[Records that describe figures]
● ● ● ● ●

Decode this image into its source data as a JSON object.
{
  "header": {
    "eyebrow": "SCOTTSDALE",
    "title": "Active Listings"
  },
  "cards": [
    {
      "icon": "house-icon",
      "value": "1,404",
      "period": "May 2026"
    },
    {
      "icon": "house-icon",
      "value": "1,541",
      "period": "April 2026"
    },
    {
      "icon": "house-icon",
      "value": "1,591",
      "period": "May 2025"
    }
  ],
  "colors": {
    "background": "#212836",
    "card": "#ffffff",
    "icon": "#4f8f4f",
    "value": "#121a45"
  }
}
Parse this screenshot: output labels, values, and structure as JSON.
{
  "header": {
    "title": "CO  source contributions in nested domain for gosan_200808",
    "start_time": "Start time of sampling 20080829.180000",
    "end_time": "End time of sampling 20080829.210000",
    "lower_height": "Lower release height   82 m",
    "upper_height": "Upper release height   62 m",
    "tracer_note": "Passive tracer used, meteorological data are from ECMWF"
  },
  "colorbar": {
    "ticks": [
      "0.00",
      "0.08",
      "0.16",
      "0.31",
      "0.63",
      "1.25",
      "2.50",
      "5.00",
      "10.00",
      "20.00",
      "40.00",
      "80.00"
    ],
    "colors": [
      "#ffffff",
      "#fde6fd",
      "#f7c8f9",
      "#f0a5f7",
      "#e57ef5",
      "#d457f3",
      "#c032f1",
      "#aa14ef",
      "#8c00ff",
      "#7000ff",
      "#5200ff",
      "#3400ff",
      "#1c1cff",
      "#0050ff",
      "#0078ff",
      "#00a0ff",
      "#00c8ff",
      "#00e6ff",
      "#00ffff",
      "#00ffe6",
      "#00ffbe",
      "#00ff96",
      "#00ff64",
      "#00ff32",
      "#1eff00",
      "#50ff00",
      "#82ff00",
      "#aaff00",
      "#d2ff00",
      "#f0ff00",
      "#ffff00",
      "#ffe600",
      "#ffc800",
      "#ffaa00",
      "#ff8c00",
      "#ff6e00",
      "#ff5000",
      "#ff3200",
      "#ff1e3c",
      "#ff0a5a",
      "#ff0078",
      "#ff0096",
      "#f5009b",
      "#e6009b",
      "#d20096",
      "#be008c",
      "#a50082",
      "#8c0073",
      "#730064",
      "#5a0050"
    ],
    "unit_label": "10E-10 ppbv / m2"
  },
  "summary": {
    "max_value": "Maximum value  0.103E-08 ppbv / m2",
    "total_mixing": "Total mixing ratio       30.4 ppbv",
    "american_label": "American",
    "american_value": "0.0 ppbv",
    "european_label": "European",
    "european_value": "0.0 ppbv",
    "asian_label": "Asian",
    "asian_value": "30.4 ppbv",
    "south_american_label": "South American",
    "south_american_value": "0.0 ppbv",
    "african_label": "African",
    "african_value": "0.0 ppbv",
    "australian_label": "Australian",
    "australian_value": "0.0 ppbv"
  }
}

● ● ● ● ●

How many of the lines above contain the string "JSON"? Give the number only.

§ **Solved problem**
2